▸ **Supplied data**

((

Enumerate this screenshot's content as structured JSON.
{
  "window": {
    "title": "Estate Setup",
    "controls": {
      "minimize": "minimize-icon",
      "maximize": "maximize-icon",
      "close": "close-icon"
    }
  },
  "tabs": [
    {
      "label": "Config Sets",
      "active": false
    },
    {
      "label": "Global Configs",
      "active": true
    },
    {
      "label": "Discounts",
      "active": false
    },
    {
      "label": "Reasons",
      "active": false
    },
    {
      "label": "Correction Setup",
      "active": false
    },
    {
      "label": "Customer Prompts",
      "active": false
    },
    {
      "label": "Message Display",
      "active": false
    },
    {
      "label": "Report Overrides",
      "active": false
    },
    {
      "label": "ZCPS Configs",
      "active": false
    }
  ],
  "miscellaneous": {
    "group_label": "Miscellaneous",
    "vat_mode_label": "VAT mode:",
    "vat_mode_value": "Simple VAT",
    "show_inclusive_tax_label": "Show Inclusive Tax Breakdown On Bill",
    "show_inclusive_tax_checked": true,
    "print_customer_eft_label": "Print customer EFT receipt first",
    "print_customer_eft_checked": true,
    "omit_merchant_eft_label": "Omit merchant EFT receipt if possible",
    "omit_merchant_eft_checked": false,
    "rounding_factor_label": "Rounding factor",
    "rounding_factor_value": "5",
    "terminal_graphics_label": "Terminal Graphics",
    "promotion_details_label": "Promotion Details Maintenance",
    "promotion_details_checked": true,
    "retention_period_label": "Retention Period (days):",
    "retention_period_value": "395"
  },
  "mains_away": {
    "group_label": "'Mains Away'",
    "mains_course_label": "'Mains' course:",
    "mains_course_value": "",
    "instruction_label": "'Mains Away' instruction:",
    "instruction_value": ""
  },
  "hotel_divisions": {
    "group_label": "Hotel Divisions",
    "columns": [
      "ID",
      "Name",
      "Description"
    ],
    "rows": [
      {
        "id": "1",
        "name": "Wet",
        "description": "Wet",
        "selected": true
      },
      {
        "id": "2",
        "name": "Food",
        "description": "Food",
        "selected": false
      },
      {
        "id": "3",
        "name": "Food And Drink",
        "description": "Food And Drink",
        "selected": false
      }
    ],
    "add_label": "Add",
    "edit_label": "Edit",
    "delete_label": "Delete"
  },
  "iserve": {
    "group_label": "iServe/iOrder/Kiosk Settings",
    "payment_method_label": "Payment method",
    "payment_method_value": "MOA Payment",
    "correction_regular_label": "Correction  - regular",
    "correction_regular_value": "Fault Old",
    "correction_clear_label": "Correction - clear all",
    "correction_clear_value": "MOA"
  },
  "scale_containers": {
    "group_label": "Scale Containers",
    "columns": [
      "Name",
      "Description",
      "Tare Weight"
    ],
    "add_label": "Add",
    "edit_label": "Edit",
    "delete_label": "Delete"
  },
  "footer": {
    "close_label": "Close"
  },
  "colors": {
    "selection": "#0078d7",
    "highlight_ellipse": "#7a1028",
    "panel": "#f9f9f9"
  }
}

))

Output the data above exactly, please, line for line.

▸ **Exercise response**
Enumerate this screenshot's content as structured JSON.
{
  "window": {
    "title": "Estate Setup",
    "controls": {
      "minimize": "minimize-icon",
      "maximize": "maximize-icon",
      "close": "close-icon"
    }
  },
  "tabs": [
    {
      "label": "Config Sets",
      "active": false
    },
    {
      "label": "Global Configs",
      "active": true
    },
    {
      "label": "Discounts",
      "active": false
    },
    {
      "label": "Reasons",
      "active": false
    },
    {
      "label": "Correction Setup",
      "active": false
    },
    {
      "label": "Customer Prompts",
      "active": false
    },
    {
      "label": "Message Display",
      "active": false
    },
    {
      "label": "Report Overrides",
      "active": false
    },
    {
      "label": "ZCPS Configs",
      "active": false
    }
  ],
  "miscellaneous": {
    "group_label": "Miscellaneous",
    "vat_mode_label": "VAT mode:",
    "vat_mode_value": "Simple VAT",
    "show_inclusive_tax_label": "Show Inclusive Tax Breakdown On Bill",
    "show_inclusive_tax_checked": true,
    "print_customer_eft_label": "Print customer EFT receipt first",
    "print_customer_eft_checked": true,
    "omit_merchant_eft_label": "Omit merchant EFT receipt if possible",
    "omit_merchant_eft_checked": false,
    "rounding_factor_label": "Rounding factor",
    "rounding_factor_value": "5",
    "terminal_graphics_label": "Terminal Graphics",
    "promotion_details_label": "Promotion Details Maintenance",
    "promotion_details_checked": true,
    "retention_period_label": "Retention Period (days):",
    "retention_period_value": "395"
  },
  "mains_away": {
    "group_label": "'Mains Away'",
    "mains_course_label": "'Mains' course:",
    "mains_course_value": "",
    "instruction_label": "'Mains Away' instruction:",
    "instruction_value": ""
  },
  "hotel_divisions": {
    "group_label": "Hotel Divisions",
    "columns": [
      "ID",
      "Name",
      "Description"
    ],
    "rows": [
      {
        "id": "1",
        "name": "Wet",
        "description": "Wet",
        "selected": true
      },
      {
        "id": "2",
        "name": "Food",
        "description": "Food",
        "selected": false
      },
      {
        "id": "3",
        "name": "Food And Drink",
        "description": "Food And Drink",
        "selected": false
      }
    ],
    "add_label": "Add",
    "edit_label": "Edit",
    "delete_label": "Delete"
  },
  "iserve": {
    "group_label": "iServe/iOrder/Kiosk Settings",
    "payment_method_label": "Payment method",
    "payment_method_value": "MOA Payment",
    "correction_regular_label": "Correction  - regular",
    "correction_regular_value": "Fault Old",
    "correction_clear_label": "Correction - clear all",
    "correction_clear_value": "MOA"
  },
  "scale_containers": {
    "group_label": "Scale Containers",
    "columns": [
      "Name",
      "Description",
      "Tare Weight"
    ],
    "add_label": "Add",
    "edit_label": "Edit",
    "delete_label": "Delete"
  },
  "footer": {
    "close_label": "Close"
  },
  "colors": {
    "selection": "#0078d7",
    "highlight_ellipse": "#7a1028",
    "panel": "#f9f9f9"
  }
}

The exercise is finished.